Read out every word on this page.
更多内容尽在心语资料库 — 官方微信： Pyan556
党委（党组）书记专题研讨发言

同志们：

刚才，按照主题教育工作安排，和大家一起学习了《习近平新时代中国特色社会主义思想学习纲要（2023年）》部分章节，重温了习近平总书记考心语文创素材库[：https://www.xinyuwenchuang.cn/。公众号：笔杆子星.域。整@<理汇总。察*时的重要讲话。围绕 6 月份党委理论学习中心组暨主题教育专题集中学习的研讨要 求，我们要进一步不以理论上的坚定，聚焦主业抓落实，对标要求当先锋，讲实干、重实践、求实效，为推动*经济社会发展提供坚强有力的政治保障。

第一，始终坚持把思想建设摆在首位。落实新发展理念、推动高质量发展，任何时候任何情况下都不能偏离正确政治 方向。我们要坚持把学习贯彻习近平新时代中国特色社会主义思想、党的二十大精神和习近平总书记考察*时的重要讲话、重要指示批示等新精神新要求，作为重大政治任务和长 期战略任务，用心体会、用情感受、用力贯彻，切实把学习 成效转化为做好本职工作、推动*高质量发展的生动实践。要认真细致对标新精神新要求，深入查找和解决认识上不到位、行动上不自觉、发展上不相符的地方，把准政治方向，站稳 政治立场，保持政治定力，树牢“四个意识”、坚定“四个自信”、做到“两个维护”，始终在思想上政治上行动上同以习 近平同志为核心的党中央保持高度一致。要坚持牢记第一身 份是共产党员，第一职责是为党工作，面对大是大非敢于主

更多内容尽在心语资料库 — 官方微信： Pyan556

--------------------------------------------------

Would you reproduce the material above in full, exactly as given?

### Answer to this task
Read out every word on this page.
更多内容尽在心语资料库 — 官方微信： Pyan556
党委（党组）书记专题研讨发言

同志们：

刚才，按照主题教育工作安排，和大家一起学习了《习近平新时代中国特色社会主义思想学习纲要（2023年）》部分章节，重温了习近平总书记考心语文创素材库[：https://www.xinyuwenchuang.cn/。公众号：笔杆子星.域。整@<理汇总。察*时的重要讲话。围绕 6 月份党委理论学习中心组暨主题教育专题集中学习的研讨要 求，我们要进一步不以理论上的坚定，聚焦主业抓落实，对标要求当先锋，讲实干、重实践、求实效，为推动*经济社会发展提供坚强有力的政治保障。

第一，始终坚持把思想建设摆在首位。落实新发展理念、推动高质量发展，任何时候任何情况下都不能偏离正确政治 方向。我们要坚持把学习贯彻习近平新时代中国特色社会主义思想、党的二十大精神和习近平总书记考察*时的重要讲话、重要指示批示等新精神新要求，作为重大政治任务和长 期战略任务，用心体会、用情感受、用力贯彻，切实把学习 成效转化为做好本职工作、推动*高质量发展的生动实践。要认真细致对标新精神新要求，深入查找和解决认识上不到位、行动上不自觉、发展上不相符的地方，把准政治方向，站稳 政治立场，保持政治定力，树牢“四个意识”、坚定“四个自信”、做到“两个维护”，始终在思想上政治上行动上同以习 近平同志为核心的党中央保持高度一致。要坚持牢记第一身 份是共产党员，第一职责是为党工作，面对大是大非敢于主

更多内容尽在心语资料库 — 官方微信： Pyan556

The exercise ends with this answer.